##### EXTRACTED ENTRIES #####
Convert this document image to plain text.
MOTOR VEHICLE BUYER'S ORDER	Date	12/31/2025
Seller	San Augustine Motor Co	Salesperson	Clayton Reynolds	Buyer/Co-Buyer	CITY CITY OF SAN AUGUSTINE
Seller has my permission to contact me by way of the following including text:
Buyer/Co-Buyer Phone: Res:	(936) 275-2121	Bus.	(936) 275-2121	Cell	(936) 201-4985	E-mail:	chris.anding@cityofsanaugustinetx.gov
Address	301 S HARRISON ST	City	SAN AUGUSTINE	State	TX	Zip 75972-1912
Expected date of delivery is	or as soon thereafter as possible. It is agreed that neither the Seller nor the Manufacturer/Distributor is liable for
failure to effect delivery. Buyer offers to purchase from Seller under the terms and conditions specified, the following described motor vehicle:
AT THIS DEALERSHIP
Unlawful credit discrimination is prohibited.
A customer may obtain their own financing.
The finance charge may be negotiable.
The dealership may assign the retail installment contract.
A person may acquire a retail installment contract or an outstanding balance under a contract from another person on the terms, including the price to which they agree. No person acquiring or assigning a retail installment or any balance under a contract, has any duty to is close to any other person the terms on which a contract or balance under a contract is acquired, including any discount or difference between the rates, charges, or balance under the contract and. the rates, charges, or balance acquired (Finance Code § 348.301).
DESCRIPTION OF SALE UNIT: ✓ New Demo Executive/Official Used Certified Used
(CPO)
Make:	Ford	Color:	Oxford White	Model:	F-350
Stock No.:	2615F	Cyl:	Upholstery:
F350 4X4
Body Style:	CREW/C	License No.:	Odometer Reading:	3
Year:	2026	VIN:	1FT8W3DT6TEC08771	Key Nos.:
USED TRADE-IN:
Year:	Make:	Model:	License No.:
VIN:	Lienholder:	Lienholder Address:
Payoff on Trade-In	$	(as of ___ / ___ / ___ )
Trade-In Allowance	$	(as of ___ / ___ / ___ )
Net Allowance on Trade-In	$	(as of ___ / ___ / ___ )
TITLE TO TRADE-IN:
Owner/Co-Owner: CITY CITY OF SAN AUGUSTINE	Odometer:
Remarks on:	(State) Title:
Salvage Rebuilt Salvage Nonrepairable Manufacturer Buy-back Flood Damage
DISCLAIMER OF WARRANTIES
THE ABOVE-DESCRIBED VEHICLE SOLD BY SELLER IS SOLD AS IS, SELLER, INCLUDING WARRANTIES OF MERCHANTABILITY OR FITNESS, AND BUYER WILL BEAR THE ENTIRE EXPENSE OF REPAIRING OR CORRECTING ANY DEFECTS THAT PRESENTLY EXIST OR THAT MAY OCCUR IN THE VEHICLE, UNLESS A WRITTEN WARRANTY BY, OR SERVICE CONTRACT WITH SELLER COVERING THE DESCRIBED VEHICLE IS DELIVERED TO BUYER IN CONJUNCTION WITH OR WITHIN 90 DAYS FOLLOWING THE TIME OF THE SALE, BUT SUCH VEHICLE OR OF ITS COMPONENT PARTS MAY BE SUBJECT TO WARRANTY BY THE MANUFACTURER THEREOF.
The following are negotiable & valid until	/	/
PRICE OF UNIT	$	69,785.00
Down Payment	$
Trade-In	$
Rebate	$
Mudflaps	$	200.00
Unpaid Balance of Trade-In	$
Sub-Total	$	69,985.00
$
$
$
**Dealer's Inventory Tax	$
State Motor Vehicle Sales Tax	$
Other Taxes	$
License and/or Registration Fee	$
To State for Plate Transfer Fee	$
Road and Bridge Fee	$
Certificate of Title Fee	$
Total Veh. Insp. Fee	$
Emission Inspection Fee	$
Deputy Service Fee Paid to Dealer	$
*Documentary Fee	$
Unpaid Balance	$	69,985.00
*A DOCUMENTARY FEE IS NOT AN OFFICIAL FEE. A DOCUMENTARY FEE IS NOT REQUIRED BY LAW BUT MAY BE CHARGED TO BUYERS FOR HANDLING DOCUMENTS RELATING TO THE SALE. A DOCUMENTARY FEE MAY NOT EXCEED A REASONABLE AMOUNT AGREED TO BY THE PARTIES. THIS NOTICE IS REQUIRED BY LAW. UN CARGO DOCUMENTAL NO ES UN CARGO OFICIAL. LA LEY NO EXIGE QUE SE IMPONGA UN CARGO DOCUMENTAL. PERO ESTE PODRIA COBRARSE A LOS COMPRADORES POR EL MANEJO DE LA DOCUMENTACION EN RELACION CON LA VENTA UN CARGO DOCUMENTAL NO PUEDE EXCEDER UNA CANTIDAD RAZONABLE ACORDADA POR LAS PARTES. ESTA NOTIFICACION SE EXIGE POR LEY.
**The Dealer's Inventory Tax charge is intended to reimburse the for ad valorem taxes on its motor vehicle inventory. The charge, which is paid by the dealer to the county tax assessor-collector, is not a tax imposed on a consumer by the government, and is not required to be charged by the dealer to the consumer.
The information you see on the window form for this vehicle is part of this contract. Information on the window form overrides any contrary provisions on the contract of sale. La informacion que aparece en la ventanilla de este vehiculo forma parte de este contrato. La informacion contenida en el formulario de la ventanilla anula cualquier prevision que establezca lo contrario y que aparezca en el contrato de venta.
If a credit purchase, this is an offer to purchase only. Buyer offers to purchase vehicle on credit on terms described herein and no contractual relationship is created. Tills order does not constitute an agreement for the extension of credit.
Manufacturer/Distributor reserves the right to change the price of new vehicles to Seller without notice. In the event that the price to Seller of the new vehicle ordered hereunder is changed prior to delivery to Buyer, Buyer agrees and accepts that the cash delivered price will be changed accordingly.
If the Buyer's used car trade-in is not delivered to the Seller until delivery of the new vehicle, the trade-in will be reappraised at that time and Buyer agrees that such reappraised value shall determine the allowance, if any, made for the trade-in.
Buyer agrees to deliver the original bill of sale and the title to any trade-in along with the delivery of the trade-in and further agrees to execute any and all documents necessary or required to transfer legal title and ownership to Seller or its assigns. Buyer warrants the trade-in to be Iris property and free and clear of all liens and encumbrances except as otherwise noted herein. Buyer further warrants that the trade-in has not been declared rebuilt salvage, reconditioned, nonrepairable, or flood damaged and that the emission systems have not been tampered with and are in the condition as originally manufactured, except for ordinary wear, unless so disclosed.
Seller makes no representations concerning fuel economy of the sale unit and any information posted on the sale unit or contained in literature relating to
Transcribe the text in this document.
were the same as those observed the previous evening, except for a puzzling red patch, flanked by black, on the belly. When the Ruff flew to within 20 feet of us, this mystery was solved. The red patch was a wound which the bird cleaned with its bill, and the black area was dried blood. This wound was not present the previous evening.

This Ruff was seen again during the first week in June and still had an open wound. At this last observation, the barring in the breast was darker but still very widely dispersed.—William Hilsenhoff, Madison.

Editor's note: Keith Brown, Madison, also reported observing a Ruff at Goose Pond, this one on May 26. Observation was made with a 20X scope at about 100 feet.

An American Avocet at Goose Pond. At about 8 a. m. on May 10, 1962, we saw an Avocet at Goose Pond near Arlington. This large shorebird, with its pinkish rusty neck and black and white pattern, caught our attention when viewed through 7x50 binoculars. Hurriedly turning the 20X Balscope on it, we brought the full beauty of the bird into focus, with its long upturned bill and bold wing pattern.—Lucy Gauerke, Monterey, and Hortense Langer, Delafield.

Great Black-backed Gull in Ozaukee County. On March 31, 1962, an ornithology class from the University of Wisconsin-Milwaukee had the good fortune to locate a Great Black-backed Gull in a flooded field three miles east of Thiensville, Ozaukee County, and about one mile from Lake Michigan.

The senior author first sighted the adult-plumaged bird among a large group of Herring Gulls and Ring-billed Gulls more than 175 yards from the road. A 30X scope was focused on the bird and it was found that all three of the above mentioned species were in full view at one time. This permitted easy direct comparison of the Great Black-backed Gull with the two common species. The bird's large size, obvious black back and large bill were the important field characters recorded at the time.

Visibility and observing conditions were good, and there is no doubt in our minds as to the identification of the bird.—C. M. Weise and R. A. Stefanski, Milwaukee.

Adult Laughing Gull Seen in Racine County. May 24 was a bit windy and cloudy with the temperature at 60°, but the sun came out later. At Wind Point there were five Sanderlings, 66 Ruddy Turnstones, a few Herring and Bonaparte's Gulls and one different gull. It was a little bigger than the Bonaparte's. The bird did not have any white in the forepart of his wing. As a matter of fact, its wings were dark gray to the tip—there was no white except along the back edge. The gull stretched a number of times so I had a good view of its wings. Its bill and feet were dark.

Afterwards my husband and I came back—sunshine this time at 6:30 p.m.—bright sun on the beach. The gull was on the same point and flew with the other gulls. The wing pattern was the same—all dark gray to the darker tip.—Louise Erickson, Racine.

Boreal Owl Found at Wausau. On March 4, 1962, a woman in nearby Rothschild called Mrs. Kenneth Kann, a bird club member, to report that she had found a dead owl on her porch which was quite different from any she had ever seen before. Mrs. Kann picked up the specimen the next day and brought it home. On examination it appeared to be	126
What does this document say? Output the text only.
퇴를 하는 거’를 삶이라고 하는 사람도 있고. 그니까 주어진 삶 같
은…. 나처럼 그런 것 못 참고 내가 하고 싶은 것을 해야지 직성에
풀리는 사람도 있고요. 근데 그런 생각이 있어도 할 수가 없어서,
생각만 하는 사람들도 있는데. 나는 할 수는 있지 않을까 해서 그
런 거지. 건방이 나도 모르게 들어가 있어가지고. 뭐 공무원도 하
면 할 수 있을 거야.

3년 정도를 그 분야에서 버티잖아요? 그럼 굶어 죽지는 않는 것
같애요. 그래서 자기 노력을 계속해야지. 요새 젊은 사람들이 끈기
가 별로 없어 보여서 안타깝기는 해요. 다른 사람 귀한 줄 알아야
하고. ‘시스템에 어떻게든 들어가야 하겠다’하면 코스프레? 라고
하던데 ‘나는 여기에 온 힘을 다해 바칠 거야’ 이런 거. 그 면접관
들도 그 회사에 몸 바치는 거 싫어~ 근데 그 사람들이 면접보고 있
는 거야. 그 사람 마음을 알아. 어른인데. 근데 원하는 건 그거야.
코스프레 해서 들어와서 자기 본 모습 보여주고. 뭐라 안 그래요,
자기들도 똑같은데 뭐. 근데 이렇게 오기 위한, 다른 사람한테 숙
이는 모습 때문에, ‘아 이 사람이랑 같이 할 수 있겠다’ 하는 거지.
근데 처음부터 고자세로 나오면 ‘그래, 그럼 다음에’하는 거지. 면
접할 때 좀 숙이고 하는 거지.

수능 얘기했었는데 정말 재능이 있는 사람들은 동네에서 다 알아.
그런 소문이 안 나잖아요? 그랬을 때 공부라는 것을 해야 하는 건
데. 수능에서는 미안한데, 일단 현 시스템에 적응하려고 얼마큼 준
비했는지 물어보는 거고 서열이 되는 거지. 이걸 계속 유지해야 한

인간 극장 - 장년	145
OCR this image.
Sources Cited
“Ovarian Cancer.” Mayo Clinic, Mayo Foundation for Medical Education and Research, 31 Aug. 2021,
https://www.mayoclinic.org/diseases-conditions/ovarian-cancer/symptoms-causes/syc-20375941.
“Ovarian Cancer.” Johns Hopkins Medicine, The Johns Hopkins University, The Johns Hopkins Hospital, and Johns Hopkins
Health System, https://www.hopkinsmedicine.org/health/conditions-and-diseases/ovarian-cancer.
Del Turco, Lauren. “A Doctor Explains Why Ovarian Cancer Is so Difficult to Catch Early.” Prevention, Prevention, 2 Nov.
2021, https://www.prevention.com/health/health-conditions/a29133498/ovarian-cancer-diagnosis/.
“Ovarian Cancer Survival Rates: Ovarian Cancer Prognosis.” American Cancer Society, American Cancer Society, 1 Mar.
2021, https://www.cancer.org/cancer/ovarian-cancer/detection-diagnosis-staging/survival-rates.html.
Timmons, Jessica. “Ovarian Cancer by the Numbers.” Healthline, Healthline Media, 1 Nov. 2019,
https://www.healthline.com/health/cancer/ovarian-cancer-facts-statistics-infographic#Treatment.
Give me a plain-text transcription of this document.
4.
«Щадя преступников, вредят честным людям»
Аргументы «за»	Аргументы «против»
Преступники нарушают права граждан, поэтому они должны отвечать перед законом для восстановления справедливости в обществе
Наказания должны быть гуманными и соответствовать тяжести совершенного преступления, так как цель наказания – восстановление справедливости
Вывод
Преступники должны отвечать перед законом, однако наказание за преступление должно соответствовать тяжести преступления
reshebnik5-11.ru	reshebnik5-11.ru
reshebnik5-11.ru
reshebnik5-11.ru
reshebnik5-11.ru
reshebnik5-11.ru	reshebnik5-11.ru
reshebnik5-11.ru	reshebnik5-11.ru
#####
• _PROBLEM TO SOLVE_: Show all lines from the data above in which the word "diseases" appears.

• _TASK RESULT_:
https://www.mayoclinic.org/diseases-conditions/ovarian-cancer/symptoms-causes/syc-20375941.
Health System, https://www.hopkinsmedicine.org/health/conditions-and-diseases/ovarian-cancer.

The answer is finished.